==== AVAILABLE RECORDS ====

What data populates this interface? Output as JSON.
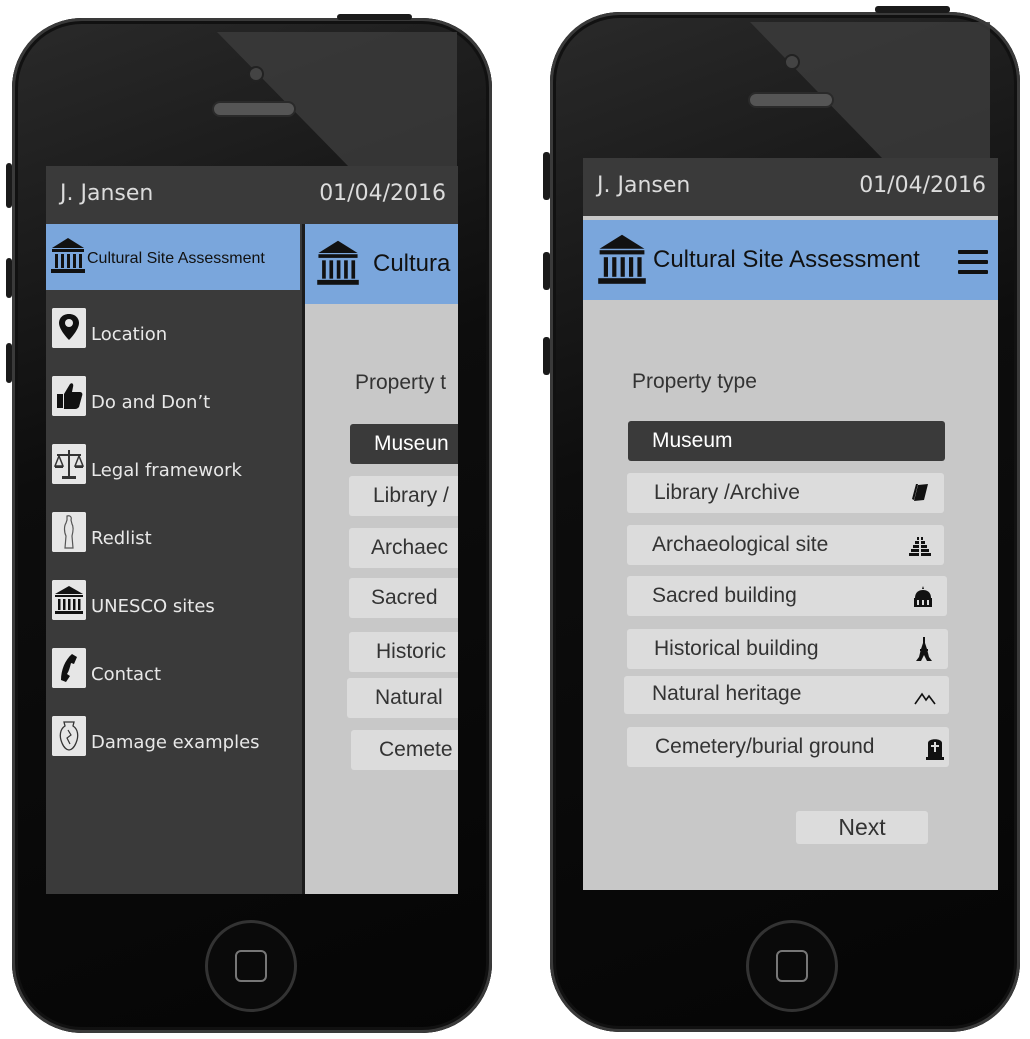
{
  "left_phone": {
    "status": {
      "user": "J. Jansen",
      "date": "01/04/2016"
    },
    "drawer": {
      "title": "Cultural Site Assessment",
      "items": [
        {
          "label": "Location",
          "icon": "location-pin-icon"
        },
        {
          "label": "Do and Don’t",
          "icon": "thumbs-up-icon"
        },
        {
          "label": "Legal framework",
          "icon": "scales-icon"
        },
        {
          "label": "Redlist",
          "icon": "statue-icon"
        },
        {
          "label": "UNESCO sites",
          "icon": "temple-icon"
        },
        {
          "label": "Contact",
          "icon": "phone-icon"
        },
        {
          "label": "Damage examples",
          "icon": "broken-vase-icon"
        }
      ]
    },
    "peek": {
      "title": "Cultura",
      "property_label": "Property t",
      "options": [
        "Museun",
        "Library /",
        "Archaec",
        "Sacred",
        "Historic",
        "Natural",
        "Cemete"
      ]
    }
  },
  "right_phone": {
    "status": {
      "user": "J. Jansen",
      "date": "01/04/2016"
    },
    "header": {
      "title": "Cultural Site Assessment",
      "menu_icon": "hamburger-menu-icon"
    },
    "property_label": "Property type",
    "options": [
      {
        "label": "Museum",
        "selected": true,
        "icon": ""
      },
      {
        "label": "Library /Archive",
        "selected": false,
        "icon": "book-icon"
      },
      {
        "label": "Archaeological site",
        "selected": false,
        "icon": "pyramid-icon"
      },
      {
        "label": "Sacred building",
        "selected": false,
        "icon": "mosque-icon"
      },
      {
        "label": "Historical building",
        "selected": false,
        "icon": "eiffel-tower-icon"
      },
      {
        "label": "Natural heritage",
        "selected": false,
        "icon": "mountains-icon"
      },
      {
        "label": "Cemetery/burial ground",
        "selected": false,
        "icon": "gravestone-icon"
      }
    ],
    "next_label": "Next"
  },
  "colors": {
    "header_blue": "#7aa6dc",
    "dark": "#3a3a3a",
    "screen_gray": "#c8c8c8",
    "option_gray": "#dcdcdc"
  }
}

====
==== AVAILABLE RECORDS ====

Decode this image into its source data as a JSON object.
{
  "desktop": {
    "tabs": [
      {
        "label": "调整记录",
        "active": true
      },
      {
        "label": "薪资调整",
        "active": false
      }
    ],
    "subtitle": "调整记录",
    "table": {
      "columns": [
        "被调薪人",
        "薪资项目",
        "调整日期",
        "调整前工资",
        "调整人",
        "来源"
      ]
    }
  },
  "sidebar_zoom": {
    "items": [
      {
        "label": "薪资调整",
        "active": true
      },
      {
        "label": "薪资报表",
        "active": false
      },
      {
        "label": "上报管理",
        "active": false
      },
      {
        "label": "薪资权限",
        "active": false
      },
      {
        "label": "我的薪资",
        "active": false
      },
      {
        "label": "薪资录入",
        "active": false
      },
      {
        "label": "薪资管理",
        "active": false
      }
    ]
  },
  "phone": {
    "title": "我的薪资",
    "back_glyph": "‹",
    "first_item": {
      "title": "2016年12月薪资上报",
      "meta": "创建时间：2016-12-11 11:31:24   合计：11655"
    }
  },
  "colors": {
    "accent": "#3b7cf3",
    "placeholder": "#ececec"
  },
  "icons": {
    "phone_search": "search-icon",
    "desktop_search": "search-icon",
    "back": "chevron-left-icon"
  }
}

====

● **PROBLEM**:
Look through the listing and extract every line with "search" in it.

● **SOLVED EXERCISE**:
    "phone_search": "search-icon",
    "desktop_search": "search-icon",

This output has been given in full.